# START OF Data for the task

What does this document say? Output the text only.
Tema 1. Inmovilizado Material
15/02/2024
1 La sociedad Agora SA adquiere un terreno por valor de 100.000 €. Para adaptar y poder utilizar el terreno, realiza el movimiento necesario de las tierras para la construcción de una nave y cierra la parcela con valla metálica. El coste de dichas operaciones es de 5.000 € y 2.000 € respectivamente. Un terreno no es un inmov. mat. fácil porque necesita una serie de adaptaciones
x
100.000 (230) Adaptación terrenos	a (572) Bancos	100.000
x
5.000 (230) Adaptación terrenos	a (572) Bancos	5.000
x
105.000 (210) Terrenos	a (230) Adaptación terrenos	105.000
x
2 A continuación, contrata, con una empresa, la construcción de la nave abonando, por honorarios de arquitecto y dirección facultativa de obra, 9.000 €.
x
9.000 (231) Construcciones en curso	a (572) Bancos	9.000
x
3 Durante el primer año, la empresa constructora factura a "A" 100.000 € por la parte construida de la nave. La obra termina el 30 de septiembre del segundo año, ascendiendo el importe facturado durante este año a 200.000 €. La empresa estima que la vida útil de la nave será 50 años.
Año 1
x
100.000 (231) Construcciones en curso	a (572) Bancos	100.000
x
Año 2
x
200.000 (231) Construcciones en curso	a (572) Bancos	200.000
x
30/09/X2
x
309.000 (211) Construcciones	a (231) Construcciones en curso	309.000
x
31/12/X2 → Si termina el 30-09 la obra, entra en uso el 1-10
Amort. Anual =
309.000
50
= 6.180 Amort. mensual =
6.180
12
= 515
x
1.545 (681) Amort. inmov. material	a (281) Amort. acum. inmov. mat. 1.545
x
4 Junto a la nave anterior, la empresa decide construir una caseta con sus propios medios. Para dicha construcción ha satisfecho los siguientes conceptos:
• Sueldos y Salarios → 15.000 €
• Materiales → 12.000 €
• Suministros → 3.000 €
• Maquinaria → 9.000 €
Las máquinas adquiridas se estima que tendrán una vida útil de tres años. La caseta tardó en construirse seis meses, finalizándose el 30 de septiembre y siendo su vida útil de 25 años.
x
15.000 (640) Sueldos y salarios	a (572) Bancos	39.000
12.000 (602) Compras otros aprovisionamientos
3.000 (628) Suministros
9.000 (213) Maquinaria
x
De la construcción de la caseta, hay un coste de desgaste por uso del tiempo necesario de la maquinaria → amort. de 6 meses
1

# END OF Data for the task
# START OF Data for the task

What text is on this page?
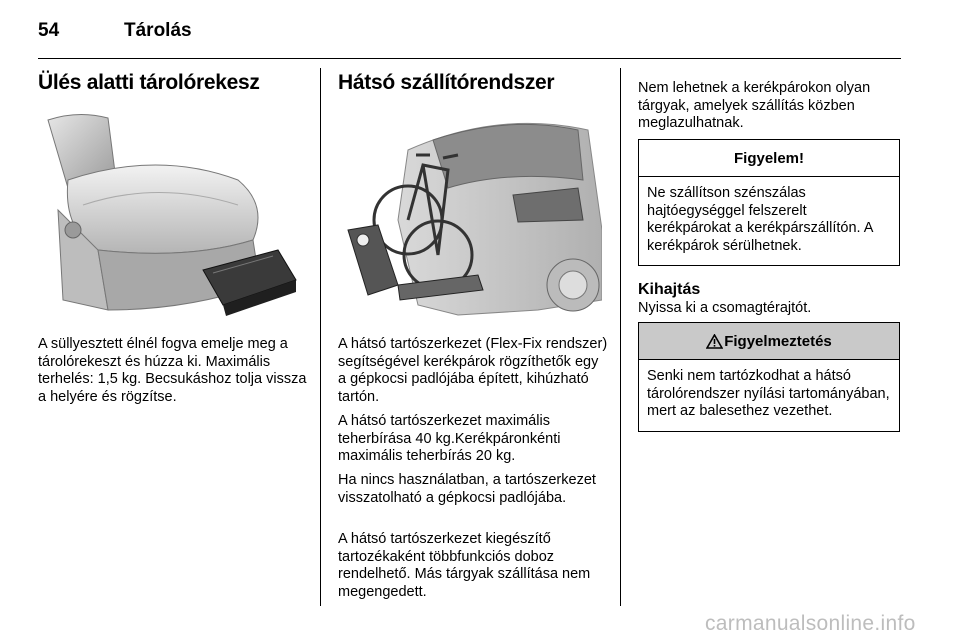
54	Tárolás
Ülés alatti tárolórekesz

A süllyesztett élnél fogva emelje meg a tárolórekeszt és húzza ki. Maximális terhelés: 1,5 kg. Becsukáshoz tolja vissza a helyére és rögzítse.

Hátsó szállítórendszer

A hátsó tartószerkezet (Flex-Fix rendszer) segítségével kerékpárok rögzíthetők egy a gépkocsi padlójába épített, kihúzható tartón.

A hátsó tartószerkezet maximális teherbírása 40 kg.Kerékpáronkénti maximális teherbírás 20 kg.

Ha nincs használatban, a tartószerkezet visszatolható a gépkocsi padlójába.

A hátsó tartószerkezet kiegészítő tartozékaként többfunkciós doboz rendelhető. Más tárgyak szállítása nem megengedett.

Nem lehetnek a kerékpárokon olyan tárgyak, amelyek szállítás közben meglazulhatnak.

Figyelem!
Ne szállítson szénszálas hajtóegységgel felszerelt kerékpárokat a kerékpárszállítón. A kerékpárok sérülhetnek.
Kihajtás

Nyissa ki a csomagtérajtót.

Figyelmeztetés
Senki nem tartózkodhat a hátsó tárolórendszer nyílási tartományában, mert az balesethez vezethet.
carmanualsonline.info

# END OF Data for the task

* **Your goal**: Pull out every line above that holds the word "Bancos".

* **Completed task**:
100.000 (230) Adaptación terrenos	a (572) Bancos	100.000
5.000 (230) Adaptación terrenos	a (572) Bancos	5.000
9.000 (231) Construcciones en curso	a (572) Bancos	9.000
100.000 (231) Construcciones en curso	a (572) Bancos	100.000
200.000 (231) Construcciones en curso	a (572) Bancos	200.000
15.000 (640) Sueldos y salarios	a (572) Bancos	39.000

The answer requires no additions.